Objective - Return each line holding the string "dilakukan".

(Data entries)
· · · · · · ·
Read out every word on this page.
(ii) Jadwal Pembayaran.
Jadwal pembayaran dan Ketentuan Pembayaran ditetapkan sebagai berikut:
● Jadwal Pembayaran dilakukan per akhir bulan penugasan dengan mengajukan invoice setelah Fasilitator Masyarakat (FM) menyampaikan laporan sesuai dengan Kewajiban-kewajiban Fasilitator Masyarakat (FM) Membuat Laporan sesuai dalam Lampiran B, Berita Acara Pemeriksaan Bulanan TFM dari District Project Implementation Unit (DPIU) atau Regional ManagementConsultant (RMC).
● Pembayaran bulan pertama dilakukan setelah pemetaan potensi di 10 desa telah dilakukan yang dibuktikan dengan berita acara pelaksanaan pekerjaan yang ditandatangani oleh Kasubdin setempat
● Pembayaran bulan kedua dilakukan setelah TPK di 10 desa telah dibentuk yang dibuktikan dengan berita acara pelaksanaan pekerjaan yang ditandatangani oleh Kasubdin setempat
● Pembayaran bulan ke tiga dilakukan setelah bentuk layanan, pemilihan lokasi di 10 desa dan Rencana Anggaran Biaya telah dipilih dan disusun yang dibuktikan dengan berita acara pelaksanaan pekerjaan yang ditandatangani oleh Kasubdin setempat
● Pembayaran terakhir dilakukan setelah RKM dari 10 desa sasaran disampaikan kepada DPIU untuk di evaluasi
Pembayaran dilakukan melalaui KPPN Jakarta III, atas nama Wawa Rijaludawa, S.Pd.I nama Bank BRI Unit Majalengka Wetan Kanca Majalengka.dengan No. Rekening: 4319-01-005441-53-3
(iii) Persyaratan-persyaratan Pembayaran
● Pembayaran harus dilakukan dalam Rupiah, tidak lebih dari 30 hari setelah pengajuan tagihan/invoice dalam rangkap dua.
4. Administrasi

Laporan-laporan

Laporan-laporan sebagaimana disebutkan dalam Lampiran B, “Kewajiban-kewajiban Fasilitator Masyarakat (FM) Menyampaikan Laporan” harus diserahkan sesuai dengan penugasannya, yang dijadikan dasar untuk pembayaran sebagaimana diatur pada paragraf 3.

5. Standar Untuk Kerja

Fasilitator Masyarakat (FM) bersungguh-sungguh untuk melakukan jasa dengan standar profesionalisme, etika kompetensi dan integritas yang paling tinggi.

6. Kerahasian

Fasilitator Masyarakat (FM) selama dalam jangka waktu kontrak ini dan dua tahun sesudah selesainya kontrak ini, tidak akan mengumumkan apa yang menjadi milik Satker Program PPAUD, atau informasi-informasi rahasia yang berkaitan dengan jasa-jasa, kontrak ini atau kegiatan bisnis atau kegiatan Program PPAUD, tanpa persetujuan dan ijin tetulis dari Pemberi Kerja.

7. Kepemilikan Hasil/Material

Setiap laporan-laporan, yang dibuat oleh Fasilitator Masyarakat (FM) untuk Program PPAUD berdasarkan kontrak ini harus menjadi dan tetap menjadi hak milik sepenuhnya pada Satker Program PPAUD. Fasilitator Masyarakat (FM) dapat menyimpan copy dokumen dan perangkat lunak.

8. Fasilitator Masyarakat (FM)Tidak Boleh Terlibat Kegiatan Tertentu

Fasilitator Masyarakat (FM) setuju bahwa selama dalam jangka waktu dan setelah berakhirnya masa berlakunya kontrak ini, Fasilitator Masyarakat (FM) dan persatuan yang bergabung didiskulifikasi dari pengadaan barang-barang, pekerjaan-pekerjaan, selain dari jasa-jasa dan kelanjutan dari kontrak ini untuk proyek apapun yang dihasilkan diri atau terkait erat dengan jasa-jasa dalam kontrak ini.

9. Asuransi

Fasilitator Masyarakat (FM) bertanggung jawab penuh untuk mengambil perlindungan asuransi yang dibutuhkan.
· · · · · · ·
Final result -
● Jadwal Pembayaran dilakukan per akhir bulan penugasan dengan mengajukan invoice setelah Fasilitator Masyarakat (FM) menyampaikan laporan sesuai dengan Kewajiban-kewajiban Fasilitator Masyarakat (FM) Membuat Laporan sesuai dalam Lampiran B, Berita Acara Pemeriksaan Bulanan TFM dari District Project Implementation Unit (DPIU) atau Regional ManagementConsultant (RMC).
● Pembayaran bulan pertama dilakukan setelah pemetaan potensi di 10 desa telah dilakukan yang dibuktikan dengan berita acara pelaksanaan pekerjaan yang ditandatangani oleh Kasubdin setempat
● Pembayaran bulan kedua dilakukan setelah TPK di 10 desa telah dibentuk yang dibuktikan dengan berita acara pelaksanaan pekerjaan yang ditandatangani oleh Kasubdin setempat
● Pembayaran bulan ke tiga dilakukan setelah bentuk layanan, pemilihan lokasi di 10 desa dan Rencana Anggaran Biaya telah dipilih dan disusun yang dibuktikan dengan berita acara pelaksanaan pekerjaan yang ditandatangani oleh Kasubdin setempat
● Pembayaran terakhir dilakukan setelah RKM dari 10 desa sasaran disampaikan kepada DPIU untuk di evaluasi
Pembayaran dilakukan melalaui KPPN Jakarta III, atas nama Wawa Rijaludawa, S.Pd.I nama Bank BRI Unit Majalengka Wetan Kanca Majalengka.dengan No. Rekening: 4319-01-005441-53-3
● Pembayaran harus dilakukan dalam Rupiah, tidak lebih dari 30 hari setelah pengajuan tagihan/invoice dalam rangkap dua.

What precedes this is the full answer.